* Aim of the task *
Repeat each entry as written, dropping any picture you find.

.....

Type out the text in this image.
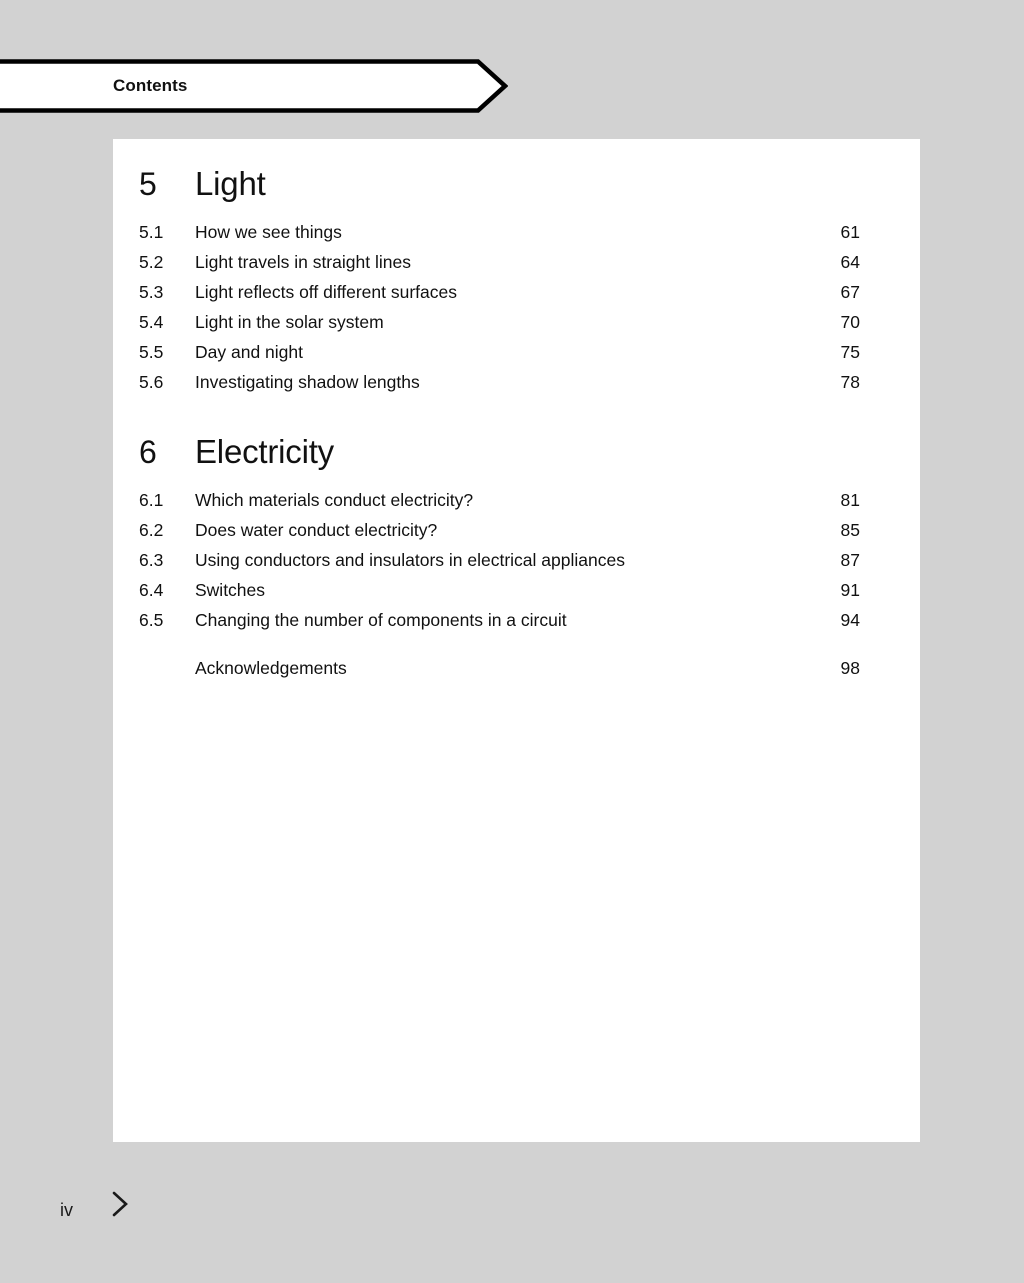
Contents
5	Light
5.1	How we see things	61
5.2	Light travels in straight lines	64
5.3	Light reflects off different surfaces	67
5.4	Light in the solar system	70
5.5	Day and night	75
5.6	Investigating shadow lengths	78
6	Electricity
6.1	Which materials conduct electricity?	81
6.2	Does water conduct electricity?	85
6.3	Using conductors and insulators in electrical appliances	87
6.4	Switches	91
6.5	Changing the number of components in a circuit	94
Acknowledgements	98
iv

.....

* Response to this task *
Type out the text in this image.
Contents
5	Light
5.1	How we see things	61
5.2	Light travels in straight lines	64
5.3	Light reflects off different surfaces	67
5.4	Light in the solar system	70
5.5	Day and night	75
5.6	Investigating shadow lengths	78
6	Electricity
6.1	Which materials conduct electricity?	81
6.2	Does water conduct electricity?	85
6.3	Using conductors and insulators in electrical appliances	87
6.4	Switches	91
6.5	Changing the number of components in a circuit	94
Acknowledgements	98
iv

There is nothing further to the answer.